• [Records to process]
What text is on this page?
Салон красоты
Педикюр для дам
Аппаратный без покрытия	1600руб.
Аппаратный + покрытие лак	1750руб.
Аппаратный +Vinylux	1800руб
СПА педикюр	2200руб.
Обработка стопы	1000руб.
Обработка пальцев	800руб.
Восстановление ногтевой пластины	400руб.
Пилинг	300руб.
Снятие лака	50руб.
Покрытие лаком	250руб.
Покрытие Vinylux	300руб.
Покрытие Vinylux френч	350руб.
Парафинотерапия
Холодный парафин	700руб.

• [Task statement]
Write out all the entries exactly.

• [Solution for this problem]
What text is on this page?
Салон красоты
Педикюр для дам
Аппаратный без покрытия	1600руб.
Аппаратный + покрытие лак	1750руб.
Аппаратный +Vinylux	1800руб
СПА педикюр	2200руб.
Обработка стопы	1000руб.
Обработка пальцев	800руб.
Восстановление ногтевой пластины	400руб.
Пилинг	300руб.
Снятие лака	50руб.
Покрытие лаком	250руб.
Покрытие Vinylux	300руб.
Покрытие Vinylux френч	350руб.
Парафинотерапия
Холодный парафин	700руб.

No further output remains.